## PROVIDED RECORDS:
────────────────

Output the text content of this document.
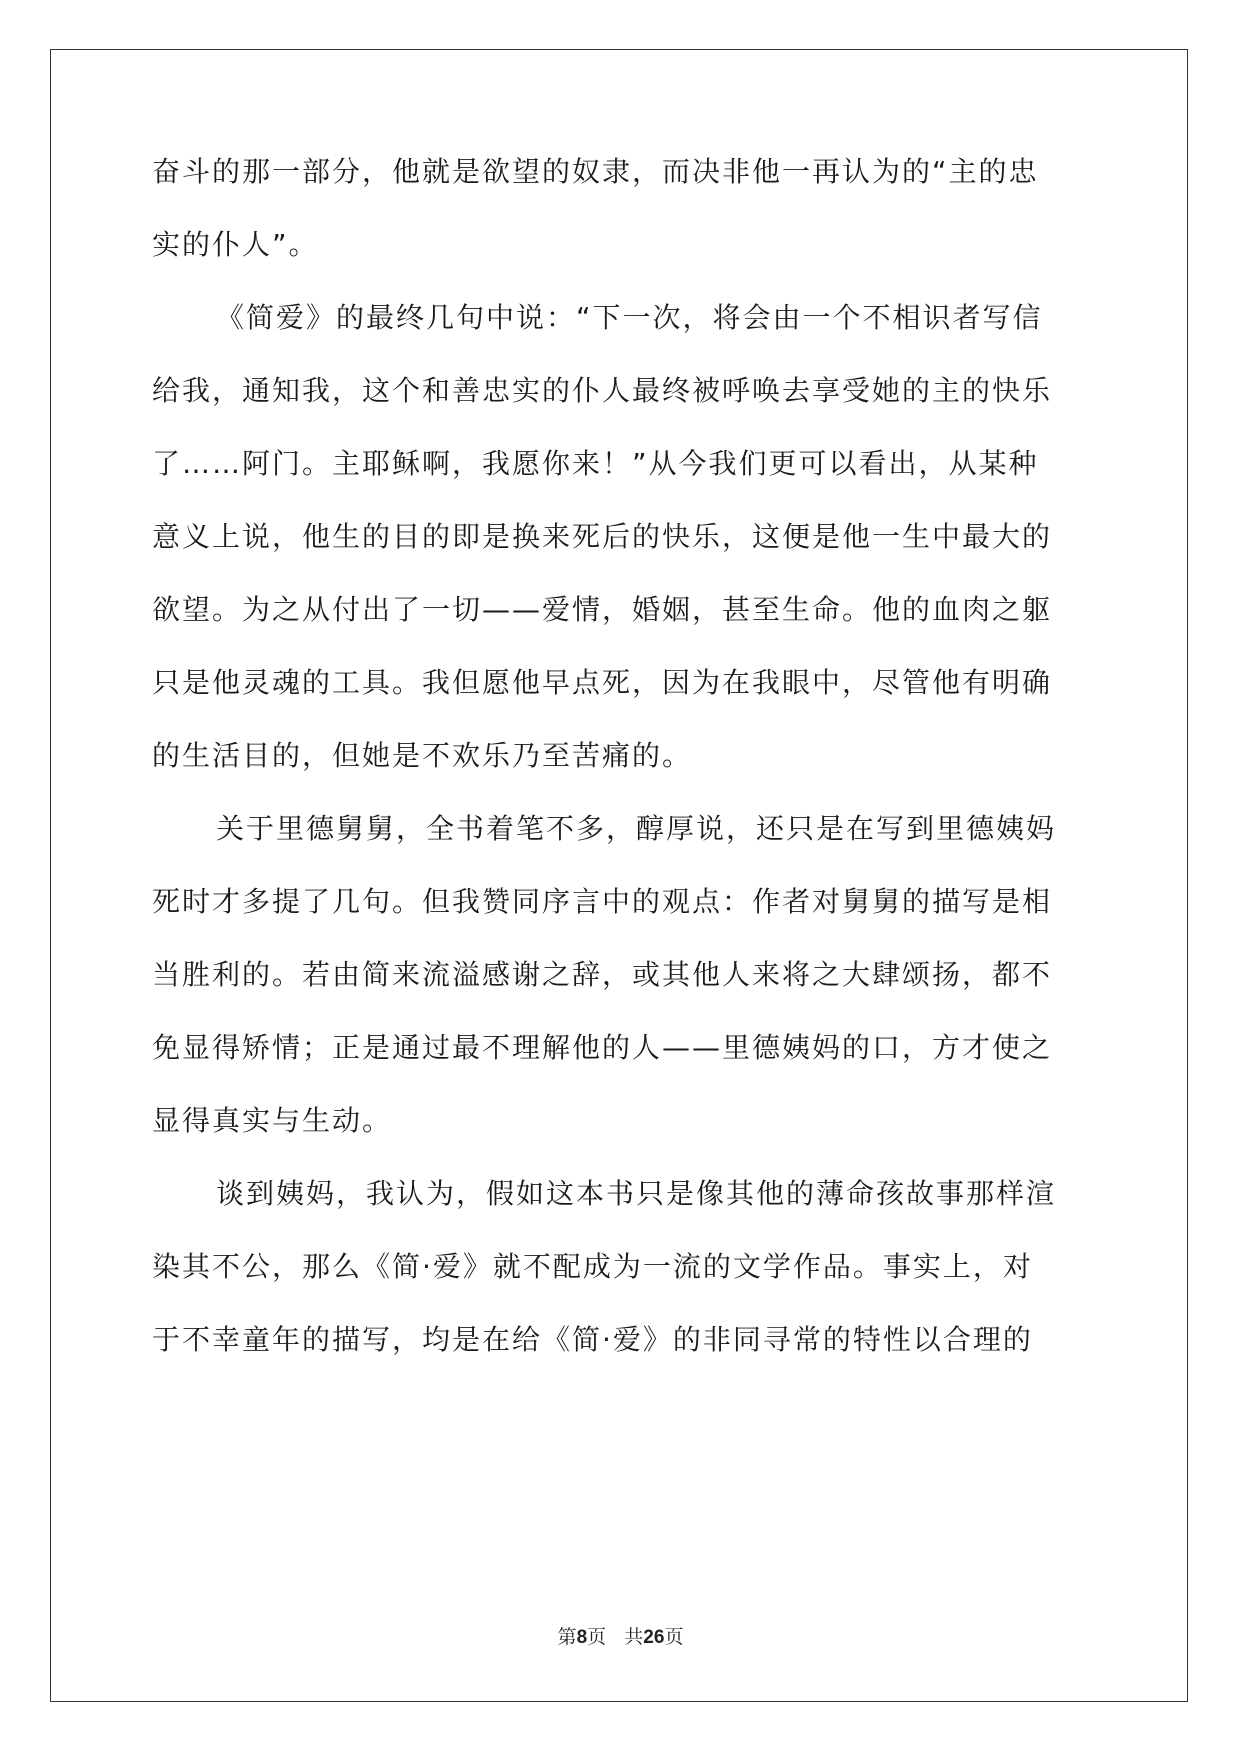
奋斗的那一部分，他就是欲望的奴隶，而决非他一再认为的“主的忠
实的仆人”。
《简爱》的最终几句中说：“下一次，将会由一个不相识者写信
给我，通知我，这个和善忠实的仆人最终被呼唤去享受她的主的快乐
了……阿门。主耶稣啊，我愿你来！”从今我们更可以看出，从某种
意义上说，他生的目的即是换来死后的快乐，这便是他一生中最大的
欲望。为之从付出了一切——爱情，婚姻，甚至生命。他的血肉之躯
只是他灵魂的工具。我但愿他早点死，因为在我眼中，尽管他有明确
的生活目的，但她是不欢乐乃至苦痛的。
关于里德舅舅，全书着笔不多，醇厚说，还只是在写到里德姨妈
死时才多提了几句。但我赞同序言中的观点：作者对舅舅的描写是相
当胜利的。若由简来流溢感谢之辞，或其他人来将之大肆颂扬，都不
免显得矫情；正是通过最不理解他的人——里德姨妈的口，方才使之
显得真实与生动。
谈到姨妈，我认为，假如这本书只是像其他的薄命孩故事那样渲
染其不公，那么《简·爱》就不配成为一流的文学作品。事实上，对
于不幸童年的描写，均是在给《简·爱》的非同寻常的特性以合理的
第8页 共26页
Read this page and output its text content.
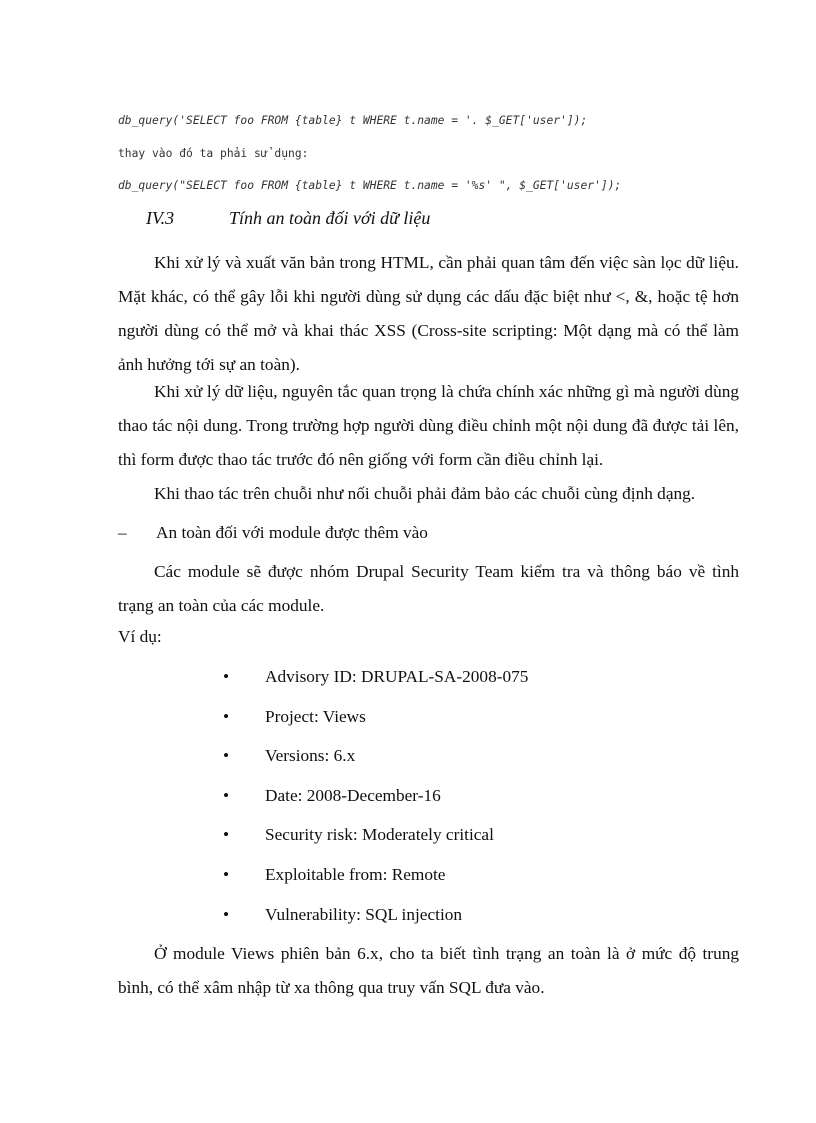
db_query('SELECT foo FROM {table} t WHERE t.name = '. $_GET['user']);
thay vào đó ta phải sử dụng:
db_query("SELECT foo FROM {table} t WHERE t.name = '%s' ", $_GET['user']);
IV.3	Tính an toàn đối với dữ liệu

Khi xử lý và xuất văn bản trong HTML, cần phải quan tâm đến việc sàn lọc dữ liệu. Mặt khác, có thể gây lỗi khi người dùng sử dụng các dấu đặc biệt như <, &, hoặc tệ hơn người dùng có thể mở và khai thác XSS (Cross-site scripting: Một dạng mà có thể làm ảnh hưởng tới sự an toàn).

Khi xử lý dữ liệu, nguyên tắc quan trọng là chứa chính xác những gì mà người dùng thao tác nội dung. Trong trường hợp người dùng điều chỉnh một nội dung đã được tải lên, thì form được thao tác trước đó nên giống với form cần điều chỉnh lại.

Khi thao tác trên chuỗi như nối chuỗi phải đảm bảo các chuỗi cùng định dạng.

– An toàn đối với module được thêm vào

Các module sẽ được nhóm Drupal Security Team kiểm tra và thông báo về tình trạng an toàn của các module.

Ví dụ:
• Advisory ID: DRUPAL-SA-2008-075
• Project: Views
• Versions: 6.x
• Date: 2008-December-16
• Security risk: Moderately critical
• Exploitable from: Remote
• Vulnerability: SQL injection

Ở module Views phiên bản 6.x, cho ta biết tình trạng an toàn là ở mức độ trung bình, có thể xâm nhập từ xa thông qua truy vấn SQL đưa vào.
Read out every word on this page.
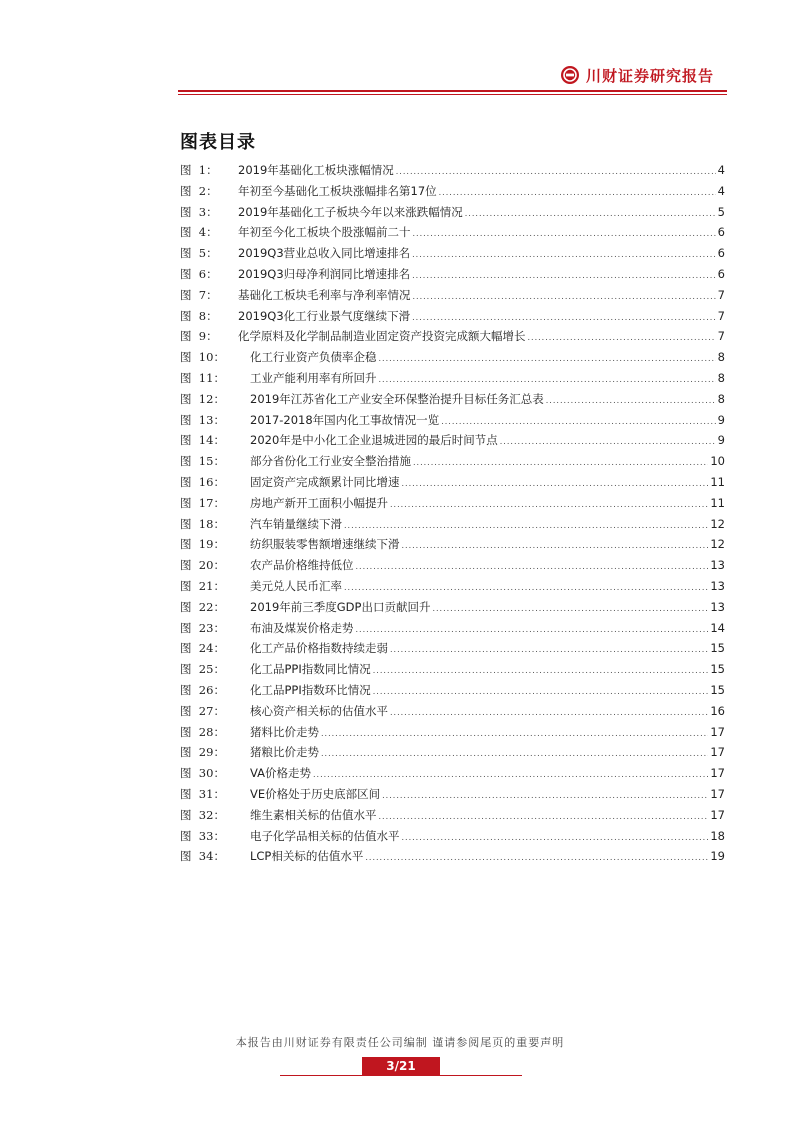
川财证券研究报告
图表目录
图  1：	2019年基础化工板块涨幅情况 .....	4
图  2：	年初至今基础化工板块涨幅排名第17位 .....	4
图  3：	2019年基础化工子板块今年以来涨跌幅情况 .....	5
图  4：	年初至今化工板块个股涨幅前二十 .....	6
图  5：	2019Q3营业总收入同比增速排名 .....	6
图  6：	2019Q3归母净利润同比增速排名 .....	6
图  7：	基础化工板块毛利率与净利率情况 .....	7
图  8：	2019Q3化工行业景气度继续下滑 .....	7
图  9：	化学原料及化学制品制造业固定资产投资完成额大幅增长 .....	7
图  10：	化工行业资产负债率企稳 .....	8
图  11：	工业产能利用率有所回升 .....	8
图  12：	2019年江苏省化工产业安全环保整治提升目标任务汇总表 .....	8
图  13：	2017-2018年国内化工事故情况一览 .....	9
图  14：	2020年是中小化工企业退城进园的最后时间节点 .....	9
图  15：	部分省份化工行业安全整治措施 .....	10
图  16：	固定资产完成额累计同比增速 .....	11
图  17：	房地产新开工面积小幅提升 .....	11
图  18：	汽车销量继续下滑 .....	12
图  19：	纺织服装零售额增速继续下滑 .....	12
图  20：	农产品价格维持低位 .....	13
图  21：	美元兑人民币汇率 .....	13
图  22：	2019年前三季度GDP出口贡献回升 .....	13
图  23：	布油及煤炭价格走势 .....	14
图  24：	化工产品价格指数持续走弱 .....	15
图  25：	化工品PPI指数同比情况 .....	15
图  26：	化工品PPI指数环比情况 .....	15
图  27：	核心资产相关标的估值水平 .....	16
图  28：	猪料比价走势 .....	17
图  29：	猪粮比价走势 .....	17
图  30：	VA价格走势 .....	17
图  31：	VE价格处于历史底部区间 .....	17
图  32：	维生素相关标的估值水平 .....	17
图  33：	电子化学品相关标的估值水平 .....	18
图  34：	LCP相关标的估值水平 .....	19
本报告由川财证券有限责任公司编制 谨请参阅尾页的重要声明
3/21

────────────────

Extract from the data every line where "trạng" shows up.

Các module sẽ được nhóm Drupal Security Team kiểm tra và thông báo về tình trạng an toàn của các module.
Ở module Views phiên bản 6.x, cho ta biết tình trạng an toàn là ở mức độ trung bình, có thể xâm nhập từ xa thông qua truy vấn SQL đưa vào.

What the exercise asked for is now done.